#### Direction:
Please return the entries below exactly as they are, every line unchanged.
* Begin Material provided *
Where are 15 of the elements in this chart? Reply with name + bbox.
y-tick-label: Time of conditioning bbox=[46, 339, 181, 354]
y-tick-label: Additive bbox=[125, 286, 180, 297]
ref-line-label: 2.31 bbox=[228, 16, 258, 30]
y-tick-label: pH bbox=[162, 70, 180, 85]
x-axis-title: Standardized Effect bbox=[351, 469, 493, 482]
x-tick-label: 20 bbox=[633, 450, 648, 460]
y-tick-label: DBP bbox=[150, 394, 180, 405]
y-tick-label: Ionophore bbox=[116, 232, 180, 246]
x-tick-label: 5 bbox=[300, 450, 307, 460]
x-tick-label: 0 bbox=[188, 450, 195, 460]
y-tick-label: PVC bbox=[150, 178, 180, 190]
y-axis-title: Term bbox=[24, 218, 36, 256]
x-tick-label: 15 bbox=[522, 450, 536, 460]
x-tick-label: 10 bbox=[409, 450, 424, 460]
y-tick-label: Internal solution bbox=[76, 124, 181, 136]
* End Material provided *
#### Exercise answer:
Where are 15 of the elements in this chart? Reply with name + bbox.
y-tick-label: Time of conditioning bbox=[46, 339, 181, 354]
y-tick-label: Additive bbox=[125, 286, 180, 297]
ref-line-label: 2.31 bbox=[228, 16, 258, 30]
y-tick-label: pH bbox=[162, 70, 180, 85]
x-axis-title: Standardized Effect bbox=[351, 469, 493, 482]
x-tick-label: 20 bbox=[633, 450, 648, 460]
y-tick-label: DBP bbox=[150, 394, 180, 405]
y-tick-label: Ionophore bbox=[116, 232, 180, 246]
x-tick-label: 5 bbox=[300, 450, 307, 460]
x-tick-label: 0 bbox=[188, 450, 195, 460]
y-tick-label: PVC bbox=[150, 178, 180, 190]
y-axis-title: Term bbox=[24, 218, 36, 256]
x-tick-label: 15 bbox=[522, 450, 536, 460]
x-tick-label: 10 bbox=[409, 450, 424, 460]
y-tick-label: Internal solution bbox=[76, 124, 181, 136]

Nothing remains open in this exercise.